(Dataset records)
** Start **

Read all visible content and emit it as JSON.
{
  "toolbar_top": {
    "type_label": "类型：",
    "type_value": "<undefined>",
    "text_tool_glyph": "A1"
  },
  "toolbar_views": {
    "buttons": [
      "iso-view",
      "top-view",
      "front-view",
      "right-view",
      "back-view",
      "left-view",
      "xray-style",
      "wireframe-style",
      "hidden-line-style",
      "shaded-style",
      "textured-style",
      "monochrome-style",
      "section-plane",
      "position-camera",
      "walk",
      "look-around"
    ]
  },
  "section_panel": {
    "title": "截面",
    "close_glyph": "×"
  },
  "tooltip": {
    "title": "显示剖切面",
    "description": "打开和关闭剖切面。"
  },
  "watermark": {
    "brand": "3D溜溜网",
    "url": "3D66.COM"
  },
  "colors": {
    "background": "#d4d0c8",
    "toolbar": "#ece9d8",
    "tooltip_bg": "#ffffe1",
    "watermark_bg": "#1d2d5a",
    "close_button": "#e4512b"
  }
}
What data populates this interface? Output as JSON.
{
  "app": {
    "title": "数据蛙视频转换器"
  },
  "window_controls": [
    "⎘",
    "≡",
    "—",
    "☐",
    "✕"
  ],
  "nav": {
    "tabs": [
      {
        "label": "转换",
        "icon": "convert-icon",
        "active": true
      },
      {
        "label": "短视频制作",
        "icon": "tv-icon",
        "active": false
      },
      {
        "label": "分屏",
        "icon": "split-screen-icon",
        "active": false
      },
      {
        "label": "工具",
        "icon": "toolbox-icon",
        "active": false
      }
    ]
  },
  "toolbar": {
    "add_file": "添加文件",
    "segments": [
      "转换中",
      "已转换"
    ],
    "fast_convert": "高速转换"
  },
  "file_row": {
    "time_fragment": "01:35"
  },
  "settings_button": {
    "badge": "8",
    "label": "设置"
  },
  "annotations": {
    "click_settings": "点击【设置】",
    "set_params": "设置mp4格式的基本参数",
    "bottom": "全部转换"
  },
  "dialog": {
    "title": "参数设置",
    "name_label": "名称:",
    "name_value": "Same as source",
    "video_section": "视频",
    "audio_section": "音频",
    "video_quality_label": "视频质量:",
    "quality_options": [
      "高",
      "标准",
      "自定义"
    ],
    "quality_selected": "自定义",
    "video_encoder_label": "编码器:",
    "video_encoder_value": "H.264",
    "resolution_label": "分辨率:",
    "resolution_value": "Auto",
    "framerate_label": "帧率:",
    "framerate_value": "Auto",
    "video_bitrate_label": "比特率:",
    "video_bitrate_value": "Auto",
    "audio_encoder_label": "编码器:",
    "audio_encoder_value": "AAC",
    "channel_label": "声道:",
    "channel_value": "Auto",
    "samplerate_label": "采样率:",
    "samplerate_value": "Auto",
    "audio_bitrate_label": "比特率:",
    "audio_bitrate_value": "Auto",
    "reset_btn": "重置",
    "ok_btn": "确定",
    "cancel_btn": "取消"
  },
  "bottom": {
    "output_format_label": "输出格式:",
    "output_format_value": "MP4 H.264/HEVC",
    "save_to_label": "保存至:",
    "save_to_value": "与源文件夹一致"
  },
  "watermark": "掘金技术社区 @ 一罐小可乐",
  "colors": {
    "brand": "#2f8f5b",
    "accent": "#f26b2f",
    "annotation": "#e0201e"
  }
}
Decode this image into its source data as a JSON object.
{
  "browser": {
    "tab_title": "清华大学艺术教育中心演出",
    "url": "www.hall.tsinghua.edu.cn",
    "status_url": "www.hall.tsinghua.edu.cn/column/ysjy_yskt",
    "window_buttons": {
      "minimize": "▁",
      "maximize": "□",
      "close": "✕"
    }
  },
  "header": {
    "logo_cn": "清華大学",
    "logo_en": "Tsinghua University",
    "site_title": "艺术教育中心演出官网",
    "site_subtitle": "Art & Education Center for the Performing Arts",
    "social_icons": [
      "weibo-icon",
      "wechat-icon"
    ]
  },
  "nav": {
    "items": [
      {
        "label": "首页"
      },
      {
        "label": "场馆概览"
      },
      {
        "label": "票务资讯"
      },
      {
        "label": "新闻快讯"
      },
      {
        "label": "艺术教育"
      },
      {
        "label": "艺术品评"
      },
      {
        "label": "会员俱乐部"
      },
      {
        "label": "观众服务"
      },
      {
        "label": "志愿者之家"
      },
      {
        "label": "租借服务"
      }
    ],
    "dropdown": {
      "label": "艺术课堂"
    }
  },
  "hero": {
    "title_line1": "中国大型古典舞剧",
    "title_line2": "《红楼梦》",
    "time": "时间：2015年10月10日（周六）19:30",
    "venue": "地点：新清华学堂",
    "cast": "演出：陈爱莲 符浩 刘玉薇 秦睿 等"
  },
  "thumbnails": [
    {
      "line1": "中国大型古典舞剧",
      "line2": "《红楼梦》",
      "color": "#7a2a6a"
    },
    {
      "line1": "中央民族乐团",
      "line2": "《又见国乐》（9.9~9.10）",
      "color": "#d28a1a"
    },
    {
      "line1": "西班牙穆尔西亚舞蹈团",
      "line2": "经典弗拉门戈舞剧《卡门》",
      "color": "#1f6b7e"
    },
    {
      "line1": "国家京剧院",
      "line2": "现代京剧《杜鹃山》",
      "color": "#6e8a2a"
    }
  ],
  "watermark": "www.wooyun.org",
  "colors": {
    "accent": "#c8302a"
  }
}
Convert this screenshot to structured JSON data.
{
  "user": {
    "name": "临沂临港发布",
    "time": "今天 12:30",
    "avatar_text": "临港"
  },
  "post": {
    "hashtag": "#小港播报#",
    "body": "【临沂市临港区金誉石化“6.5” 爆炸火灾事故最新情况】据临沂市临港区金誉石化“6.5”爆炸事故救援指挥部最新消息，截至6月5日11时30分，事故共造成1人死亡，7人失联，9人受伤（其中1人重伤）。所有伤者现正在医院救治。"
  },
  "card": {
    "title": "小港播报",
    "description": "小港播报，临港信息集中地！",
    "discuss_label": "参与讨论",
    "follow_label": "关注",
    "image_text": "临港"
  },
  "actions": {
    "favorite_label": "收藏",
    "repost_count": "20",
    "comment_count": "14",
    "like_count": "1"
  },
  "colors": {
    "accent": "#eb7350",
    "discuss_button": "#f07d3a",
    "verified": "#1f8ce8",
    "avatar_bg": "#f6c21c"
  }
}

** End **

**The exercise:** Quote verbatim the line containing "Convert this screenshot" and every line after it through the end of the records above.

**The answer:**
Convert this screenshot to structured JSON data.
{
  "user": {
    "name": "临沂临港发布",
    "time": "今天 12:30",
    "avatar_text": "临港"
  },
  "post": {
    "hashtag": "#小港播报#",
    "body": "【临沂市临港区金誉石化“6.5” 爆炸火灾事故最新情况】据临沂市临港区金誉石化“6.5”爆炸事故救援指挥部最新消息，截至6月5日11时30分，事故共造成1人死亡，7人失联，9人受伤（其中1人重伤）。所有伤者现正在医院救治。"
  },
  "card": {
    "title": "小港播报",
    "description": "小港播报，临港信息集中地！",
    "discuss_label": "参与讨论",
    "follow_label": "关注",
    "image_text": "临港"
  },
  "actions": {
    "favorite_label": "收藏",
    "repost_count": "20",
    "comment_count": "14",
    "like_count": "1"
  },
  "colors": {
    "accent": "#eb7350",
    "discuss_button": "#f07d3a",
    "verified": "#1f8ce8",
    "avatar_bg": "#f6c21c"
  }
}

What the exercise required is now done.